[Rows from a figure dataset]
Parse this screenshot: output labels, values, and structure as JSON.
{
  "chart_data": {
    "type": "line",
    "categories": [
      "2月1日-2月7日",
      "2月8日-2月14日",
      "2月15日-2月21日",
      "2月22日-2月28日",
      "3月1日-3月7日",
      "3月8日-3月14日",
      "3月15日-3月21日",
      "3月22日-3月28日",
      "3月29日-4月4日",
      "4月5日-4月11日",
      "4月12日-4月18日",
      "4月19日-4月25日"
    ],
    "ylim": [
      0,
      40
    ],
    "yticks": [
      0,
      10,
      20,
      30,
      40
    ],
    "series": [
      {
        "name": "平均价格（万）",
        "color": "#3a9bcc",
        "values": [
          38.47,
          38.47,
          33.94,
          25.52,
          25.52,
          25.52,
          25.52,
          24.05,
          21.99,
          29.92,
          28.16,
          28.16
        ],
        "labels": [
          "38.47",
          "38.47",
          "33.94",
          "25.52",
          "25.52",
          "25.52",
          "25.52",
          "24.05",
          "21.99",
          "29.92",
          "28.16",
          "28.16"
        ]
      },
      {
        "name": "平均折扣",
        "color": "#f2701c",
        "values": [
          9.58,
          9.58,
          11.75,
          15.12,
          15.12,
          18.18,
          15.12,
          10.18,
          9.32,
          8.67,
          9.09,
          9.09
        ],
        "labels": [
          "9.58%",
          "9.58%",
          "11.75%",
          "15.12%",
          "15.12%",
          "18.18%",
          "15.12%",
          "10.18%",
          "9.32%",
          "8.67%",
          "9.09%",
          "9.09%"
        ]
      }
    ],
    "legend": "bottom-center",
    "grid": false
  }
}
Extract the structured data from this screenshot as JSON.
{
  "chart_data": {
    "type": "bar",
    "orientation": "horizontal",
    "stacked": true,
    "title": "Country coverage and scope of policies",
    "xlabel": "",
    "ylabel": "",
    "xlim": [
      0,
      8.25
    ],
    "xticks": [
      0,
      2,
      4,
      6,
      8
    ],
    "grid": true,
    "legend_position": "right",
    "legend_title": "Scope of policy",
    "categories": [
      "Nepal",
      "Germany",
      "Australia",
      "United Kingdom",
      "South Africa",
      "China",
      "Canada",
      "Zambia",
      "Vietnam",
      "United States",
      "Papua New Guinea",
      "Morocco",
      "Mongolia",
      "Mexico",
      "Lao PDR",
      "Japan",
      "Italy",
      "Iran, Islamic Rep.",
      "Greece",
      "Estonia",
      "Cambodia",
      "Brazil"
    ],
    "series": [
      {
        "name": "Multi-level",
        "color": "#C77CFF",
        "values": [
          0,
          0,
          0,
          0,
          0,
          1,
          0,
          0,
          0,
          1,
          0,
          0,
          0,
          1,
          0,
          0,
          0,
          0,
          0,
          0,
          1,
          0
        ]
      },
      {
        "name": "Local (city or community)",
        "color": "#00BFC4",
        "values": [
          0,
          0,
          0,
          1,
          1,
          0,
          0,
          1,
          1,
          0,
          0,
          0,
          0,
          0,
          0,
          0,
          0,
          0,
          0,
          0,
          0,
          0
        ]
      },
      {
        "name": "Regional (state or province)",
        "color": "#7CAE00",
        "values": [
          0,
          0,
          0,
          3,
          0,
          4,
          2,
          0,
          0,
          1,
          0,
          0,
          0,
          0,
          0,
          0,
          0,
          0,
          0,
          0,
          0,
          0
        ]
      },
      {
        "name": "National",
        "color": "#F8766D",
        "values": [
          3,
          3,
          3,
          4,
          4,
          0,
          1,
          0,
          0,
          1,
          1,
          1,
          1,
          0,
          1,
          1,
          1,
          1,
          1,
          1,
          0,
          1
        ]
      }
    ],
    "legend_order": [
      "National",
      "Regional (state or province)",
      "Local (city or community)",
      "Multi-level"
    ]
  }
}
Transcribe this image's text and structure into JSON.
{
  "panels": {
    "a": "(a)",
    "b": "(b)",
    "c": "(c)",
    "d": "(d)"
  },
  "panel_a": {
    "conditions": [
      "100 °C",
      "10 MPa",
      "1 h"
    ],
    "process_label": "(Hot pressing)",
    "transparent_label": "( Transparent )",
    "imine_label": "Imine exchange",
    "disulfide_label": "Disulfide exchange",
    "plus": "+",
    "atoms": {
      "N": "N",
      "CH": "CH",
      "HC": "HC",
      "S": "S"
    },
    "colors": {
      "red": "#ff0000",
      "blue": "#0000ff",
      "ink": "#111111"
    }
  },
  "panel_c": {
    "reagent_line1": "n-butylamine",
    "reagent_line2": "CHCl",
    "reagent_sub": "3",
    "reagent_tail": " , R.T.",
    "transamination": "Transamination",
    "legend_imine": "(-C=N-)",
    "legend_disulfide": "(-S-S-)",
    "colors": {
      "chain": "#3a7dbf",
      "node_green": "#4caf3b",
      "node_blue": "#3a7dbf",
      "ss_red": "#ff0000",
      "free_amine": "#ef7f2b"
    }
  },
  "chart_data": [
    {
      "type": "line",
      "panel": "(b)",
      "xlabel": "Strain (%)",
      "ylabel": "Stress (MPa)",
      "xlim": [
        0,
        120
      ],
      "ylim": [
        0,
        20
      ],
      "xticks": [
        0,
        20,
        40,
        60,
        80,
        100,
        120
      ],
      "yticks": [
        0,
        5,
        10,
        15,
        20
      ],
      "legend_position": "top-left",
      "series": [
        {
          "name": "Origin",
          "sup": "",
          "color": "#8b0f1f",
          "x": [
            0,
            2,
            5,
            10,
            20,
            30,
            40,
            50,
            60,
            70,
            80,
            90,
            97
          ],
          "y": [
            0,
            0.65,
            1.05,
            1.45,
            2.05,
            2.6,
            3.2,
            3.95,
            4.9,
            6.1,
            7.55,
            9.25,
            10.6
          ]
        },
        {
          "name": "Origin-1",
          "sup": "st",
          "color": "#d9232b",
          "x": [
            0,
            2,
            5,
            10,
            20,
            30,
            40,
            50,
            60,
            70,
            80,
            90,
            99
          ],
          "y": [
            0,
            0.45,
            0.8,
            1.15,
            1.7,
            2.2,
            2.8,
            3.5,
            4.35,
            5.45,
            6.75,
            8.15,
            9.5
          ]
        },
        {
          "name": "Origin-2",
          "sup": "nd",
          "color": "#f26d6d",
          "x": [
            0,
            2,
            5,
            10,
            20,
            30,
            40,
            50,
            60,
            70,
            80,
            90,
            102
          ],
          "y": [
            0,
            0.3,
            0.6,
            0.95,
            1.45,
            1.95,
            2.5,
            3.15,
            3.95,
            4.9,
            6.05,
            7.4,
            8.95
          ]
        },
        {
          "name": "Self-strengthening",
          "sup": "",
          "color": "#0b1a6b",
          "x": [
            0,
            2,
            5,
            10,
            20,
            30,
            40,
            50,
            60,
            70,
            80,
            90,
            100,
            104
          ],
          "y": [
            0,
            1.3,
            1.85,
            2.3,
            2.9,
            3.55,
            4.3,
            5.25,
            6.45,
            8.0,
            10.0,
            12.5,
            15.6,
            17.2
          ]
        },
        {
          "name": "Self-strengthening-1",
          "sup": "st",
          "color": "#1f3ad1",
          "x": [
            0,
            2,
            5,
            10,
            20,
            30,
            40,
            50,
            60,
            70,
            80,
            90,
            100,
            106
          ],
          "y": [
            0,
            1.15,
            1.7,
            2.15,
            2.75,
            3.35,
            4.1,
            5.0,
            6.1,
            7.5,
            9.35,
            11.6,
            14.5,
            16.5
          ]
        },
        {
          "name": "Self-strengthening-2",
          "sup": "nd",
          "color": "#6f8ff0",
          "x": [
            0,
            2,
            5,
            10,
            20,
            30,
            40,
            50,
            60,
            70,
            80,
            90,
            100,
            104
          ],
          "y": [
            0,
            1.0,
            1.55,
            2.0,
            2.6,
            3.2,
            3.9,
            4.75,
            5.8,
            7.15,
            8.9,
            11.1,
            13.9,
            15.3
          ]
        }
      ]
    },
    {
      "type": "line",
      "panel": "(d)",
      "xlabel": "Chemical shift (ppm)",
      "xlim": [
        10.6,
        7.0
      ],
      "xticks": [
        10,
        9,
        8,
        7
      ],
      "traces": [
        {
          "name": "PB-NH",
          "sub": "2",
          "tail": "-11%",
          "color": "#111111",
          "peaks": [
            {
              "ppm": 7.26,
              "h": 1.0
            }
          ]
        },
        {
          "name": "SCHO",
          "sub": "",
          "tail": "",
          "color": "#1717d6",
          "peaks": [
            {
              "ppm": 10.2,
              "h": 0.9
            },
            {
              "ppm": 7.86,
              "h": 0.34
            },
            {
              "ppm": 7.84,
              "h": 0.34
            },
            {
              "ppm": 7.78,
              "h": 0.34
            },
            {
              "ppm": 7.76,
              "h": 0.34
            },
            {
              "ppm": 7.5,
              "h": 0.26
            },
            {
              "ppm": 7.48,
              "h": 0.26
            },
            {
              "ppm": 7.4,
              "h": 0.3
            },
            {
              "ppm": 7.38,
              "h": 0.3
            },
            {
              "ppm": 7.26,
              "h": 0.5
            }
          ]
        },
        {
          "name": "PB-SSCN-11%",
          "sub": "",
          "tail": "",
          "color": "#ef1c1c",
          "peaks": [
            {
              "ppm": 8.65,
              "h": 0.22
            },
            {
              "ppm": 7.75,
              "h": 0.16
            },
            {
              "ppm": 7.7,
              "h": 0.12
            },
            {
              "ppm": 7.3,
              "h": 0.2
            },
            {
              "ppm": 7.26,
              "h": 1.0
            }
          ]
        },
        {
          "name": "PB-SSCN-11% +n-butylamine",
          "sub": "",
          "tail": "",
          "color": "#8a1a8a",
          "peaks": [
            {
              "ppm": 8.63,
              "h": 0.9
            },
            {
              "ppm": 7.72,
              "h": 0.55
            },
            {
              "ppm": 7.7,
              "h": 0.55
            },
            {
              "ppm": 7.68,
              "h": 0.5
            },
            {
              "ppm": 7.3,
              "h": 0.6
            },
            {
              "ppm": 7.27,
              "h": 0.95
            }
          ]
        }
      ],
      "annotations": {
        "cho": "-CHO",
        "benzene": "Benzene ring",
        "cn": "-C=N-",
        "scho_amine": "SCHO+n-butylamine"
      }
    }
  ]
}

▶ **Problem to solve**: Reply with one number: the count of lines in the entries that include the word "city".

▶ **Exercise output**: 2